• _What is required_: Type out the data exactly as given. Skip any image.
===== Data to process
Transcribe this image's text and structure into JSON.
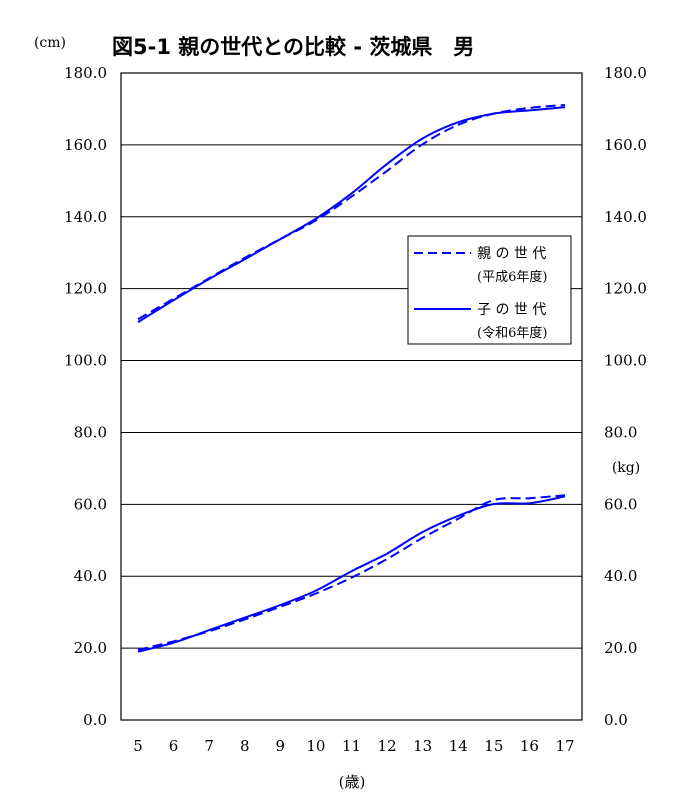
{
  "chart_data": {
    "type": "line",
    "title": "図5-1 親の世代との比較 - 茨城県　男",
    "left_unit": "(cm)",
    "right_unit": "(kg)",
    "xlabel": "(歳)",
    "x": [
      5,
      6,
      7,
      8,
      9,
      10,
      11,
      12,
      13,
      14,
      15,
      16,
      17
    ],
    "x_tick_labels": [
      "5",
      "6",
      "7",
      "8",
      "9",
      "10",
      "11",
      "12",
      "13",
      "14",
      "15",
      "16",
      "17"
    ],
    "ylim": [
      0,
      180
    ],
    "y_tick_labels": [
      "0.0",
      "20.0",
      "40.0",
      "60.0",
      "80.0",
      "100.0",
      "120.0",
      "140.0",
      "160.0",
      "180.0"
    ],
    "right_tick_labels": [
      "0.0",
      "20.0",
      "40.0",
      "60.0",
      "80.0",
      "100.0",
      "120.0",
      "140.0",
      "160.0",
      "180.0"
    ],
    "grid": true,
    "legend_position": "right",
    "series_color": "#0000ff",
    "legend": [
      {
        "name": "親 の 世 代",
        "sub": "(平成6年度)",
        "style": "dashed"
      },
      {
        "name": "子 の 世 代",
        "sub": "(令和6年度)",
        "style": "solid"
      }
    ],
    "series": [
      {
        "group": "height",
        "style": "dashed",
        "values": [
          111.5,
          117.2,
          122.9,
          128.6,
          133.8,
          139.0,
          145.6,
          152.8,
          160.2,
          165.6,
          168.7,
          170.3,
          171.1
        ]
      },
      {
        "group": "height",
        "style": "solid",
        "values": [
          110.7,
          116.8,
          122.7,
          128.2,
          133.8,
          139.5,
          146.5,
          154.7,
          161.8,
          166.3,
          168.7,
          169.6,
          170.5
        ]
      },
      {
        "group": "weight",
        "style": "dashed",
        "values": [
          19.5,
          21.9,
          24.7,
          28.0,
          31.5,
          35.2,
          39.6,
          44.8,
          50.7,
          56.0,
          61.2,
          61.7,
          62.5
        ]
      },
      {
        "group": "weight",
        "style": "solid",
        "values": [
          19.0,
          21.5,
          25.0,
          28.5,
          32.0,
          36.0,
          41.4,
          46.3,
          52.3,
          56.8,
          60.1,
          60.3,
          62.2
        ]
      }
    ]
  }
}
==========
• _Final result_:
Transcribe this image's text and structure into JSON.
{
  "chart_data": {
    "type": "line",
    "title": "図5-1 親の世代との比較 - 茨城県　男",
    "left_unit": "(cm)",
    "right_unit": "(kg)",
    "xlabel": "(歳)",
    "x": [
      5,
      6,
      7,
      8,
      9,
      10,
      11,
      12,
      13,
      14,
      15,
      16,
      17
    ],
    "x_tick_labels": [
      "5",
      "6",
      "7",
      "8",
      "9",
      "10",
      "11",
      "12",
      "13",
      "14",
      "15",
      "16",
      "17"
    ],
    "ylim": [
      0,
      180
    ],
    "y_tick_labels": [
      "0.0",
      "20.0",
      "40.0",
      "60.0",
      "80.0",
      "100.0",
      "120.0",
      "140.0",
      "160.0",
      "180.0"
    ],
    "right_tick_labels": [
      "0.0",
      "20.0",
      "40.0",
      "60.0",
      "80.0",
      "100.0",
      "120.0",
      "140.0",
      "160.0",
      "180.0"
    ],
    "grid": true,
    "legend_position": "right",
    "series_color": "#0000ff",
    "legend": [
      {
        "name": "親 の 世 代",
        "sub": "(平成6年度)",
        "style": "dashed"
      },
      {
        "name": "子 の 世 代",
        "sub": "(令和6年度)",
        "style": "solid"
      }
    ],
    "series": [
      {
        "group": "height",
        "style": "dashed",
        "values": [
          111.5,
          117.2,
          122.9,
          128.6,
          133.8,
          139.0,
          145.6,
          152.8,
          160.2,
          165.6,
          168.7,
          170.3,
          171.1
        ]
      },
      {
        "group": "height",
        "style": "solid",
        "values": [
          110.7,
          116.8,
          122.7,
          128.2,
          133.8,
          139.5,
          146.5,
          154.7,
          161.8,
          166.3,
          168.7,
          169.6,
          170.5
        ]
      },
      {
        "group": "weight",
        "style": "dashed",
        "values": [
          19.5,
          21.9,
          24.7,
          28.0,
          31.5,
          35.2,
          39.6,
          44.8,
          50.7,
          56.0,
          61.2,
          61.7,
          62.5
        ]
      },
      {
        "group": "weight",
        "style": "solid",
        "values": [
          19.0,
          21.5,
          25.0,
          28.5,
          32.0,
          36.0,
          41.4,
          46.3,
          52.3,
          56.8,
          60.1,
          60.3,
          62.2
        ]
      }
    ]
  }
}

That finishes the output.